>> start RECORD LIST

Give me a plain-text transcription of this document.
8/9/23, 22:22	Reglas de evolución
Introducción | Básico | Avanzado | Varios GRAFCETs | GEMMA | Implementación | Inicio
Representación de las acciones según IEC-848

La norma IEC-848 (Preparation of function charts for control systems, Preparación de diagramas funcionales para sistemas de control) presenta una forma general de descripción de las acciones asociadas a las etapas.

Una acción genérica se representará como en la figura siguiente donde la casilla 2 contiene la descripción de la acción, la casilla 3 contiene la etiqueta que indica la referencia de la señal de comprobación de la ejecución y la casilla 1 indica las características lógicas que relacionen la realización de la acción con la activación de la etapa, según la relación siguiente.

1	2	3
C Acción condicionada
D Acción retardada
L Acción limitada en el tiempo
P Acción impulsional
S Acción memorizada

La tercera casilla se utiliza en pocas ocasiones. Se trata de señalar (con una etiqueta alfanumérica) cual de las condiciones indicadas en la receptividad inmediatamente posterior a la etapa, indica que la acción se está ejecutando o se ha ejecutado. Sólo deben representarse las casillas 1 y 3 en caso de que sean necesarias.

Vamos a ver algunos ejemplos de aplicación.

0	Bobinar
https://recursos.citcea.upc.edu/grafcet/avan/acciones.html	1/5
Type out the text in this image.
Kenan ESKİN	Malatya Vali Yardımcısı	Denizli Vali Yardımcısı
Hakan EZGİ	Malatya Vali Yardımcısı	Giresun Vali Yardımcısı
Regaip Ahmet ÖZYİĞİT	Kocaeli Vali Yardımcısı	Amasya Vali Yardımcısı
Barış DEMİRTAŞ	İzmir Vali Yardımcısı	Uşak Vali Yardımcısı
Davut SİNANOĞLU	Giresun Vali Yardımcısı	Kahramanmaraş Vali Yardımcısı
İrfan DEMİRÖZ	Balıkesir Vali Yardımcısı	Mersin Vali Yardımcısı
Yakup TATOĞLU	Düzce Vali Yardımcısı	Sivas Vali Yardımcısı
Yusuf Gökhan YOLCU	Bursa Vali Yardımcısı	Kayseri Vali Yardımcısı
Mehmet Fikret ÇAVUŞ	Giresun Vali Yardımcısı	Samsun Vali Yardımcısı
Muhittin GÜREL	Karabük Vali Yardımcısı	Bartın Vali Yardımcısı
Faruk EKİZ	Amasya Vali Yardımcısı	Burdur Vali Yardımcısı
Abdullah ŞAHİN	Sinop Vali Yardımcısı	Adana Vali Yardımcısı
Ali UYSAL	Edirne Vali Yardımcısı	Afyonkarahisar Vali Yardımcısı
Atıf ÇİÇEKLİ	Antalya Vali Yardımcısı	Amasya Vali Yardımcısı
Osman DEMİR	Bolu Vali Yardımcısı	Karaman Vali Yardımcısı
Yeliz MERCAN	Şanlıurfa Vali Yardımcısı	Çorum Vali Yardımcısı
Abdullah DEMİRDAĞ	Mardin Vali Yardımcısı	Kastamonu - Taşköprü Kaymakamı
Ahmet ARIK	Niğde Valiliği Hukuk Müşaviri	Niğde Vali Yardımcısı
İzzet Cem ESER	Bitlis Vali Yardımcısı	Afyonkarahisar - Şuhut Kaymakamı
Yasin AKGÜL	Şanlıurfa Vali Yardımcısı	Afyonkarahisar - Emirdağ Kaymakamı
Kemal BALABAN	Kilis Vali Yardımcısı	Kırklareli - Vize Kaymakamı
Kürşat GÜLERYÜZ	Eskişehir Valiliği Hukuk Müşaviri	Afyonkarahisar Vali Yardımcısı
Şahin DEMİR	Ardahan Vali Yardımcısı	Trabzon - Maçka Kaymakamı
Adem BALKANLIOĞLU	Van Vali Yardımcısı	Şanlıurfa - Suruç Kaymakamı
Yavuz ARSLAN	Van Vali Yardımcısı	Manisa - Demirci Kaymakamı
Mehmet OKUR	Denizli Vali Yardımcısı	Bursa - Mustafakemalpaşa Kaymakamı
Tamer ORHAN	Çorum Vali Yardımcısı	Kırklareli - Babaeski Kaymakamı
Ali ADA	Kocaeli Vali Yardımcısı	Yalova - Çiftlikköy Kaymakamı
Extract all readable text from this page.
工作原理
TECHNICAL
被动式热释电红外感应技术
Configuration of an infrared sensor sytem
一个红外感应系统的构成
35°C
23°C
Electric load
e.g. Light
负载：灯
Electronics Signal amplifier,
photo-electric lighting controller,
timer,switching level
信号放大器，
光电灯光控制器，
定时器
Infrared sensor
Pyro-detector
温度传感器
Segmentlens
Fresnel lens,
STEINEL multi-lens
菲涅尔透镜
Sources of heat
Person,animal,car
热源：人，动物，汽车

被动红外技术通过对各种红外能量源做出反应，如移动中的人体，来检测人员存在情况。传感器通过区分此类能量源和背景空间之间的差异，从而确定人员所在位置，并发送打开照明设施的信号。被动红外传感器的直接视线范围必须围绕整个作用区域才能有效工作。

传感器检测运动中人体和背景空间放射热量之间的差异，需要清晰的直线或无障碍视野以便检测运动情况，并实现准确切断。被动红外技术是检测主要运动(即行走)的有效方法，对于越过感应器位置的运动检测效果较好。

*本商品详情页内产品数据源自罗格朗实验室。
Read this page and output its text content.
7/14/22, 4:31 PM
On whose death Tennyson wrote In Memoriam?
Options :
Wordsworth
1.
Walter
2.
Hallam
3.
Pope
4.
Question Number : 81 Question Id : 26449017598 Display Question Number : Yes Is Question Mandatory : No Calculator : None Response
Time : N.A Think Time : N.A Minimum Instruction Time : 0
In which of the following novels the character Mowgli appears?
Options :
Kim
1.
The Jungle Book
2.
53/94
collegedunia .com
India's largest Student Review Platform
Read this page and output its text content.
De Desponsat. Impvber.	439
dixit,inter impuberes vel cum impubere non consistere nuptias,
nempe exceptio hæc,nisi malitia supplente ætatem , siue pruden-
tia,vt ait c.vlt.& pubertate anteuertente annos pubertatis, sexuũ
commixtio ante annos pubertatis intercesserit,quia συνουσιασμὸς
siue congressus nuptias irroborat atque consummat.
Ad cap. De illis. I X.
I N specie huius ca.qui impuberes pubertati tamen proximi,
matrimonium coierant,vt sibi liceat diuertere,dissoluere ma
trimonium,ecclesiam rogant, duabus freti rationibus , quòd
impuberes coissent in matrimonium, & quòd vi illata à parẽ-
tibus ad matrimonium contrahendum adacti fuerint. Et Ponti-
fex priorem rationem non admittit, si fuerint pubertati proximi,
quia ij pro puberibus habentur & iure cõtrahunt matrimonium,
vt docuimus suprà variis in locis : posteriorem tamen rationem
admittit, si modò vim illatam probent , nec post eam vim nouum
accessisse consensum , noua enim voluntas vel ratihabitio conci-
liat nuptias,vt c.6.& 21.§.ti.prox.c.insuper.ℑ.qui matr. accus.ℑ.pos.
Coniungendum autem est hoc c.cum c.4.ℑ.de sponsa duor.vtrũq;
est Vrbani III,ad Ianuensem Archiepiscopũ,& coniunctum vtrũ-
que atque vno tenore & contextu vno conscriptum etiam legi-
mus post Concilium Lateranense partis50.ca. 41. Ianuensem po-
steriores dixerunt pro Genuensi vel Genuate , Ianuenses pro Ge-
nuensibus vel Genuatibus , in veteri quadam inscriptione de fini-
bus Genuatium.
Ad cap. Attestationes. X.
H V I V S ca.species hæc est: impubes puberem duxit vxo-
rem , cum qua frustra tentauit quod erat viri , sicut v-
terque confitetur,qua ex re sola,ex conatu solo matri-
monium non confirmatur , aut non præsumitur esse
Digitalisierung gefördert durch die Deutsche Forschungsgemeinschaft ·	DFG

>> end RECORD LIST

> TASK DETAILS:
Looking at the records above, work out how many lines include the word "annos", then give that number by itself.

> FINISHED EXERCISE:
2